>>>

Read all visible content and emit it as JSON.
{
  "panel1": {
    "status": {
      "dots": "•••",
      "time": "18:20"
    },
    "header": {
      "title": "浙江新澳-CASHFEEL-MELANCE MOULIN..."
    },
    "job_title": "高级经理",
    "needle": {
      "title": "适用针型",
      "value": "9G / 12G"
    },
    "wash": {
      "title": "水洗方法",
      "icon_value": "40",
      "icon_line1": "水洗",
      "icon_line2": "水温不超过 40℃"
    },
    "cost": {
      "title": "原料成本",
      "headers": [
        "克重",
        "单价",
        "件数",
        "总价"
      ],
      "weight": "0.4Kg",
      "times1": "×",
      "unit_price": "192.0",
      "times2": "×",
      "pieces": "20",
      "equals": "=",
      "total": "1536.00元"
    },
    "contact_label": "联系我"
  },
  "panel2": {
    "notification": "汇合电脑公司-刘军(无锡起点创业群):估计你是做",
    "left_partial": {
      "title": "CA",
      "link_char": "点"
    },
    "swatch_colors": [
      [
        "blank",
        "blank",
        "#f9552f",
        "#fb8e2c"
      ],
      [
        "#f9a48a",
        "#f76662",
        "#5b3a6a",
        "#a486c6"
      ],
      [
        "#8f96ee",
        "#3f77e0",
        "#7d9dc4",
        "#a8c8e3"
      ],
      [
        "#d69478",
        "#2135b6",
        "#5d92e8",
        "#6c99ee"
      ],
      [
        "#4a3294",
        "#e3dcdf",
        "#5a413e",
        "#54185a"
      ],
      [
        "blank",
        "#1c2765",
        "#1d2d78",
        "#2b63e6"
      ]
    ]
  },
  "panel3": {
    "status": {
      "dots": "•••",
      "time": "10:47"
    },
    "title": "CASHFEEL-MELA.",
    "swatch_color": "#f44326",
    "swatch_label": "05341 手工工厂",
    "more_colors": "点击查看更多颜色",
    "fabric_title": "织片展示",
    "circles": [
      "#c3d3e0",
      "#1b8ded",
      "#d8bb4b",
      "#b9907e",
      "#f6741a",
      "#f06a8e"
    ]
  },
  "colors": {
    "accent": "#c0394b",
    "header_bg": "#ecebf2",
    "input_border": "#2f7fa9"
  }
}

<<<

TASK TO COMPLETE
Set down every line of the listing above again, exactly as given.

SOLUTION TO THE EXERCISE
Read all visible content and emit it as JSON.
{
  "panel1": {
    "status": {
      "dots": "•••",
      "time": "18:20"
    },
    "header": {
      "title": "浙江新澳-CASHFEEL-MELANCE MOULIN..."
    },
    "job_title": "高级经理",
    "needle": {
      "title": "适用针型",
      "value": "9G / 12G"
    },
    "wash": {
      "title": "水洗方法",
      "icon_value": "40",
      "icon_line1": "水洗",
      "icon_line2": "水温不超过 40℃"
    },
    "cost": {
      "title": "原料成本",
      "headers": [
        "克重",
        "单价",
        "件数",
        "总价"
      ],
      "weight": "0.4Kg",
      "times1": "×",
      "unit_price": "192.0",
      "times2": "×",
      "pieces": "20",
      "equals": "=",
      "total": "1536.00元"
    },
    "contact_label": "联系我"
  },
  "panel2": {
    "notification": "汇合电脑公司-刘军(无锡起点创业群):估计你是做",
    "left_partial": {
      "title": "CA",
      "link_char": "点"
    },
    "swatch_colors": [
      [
        "blank",
        "blank",
        "#f9552f",
        "#fb8e2c"
      ],
      [
        "#f9a48a",
        "#f76662",
        "#5b3a6a",
        "#a486c6"
      ],
      [
        "#8f96ee",
        "#3f77e0",
        "#7d9dc4",
        "#a8c8e3"
      ],
      [
        "#d69478",
        "#2135b6",
        "#5d92e8",
        "#6c99ee"
      ],
      [
        "#4a3294",
        "#e3dcdf",
        "#5a413e",
        "#54185a"
      ],
      [
        "blank",
        "#1c2765",
        "#1d2d78",
        "#2b63e6"
      ]
    ]
  },
  "panel3": {
    "status": {
      "dots": "•••",
      "time": "10:47"
    },
    "title": "CASHFEEL-MELA.",
    "swatch_color": "#f44326",
    "swatch_label": "05341 手工工厂",
    "more_colors": "点击查看更多颜色",
    "fabric_title": "织片展示",
    "circles": [
      "#c3d3e0",
      "#1b8ded",
      "#d8bb4b",
      "#b9907e",
      "#f6741a",
      "#f06a8e"
    ]
  },
  "colors": {
    "accent": "#c0394b",
    "header_bg": "#ecebf2",
    "input_border": "#2f7fa9"
  }
}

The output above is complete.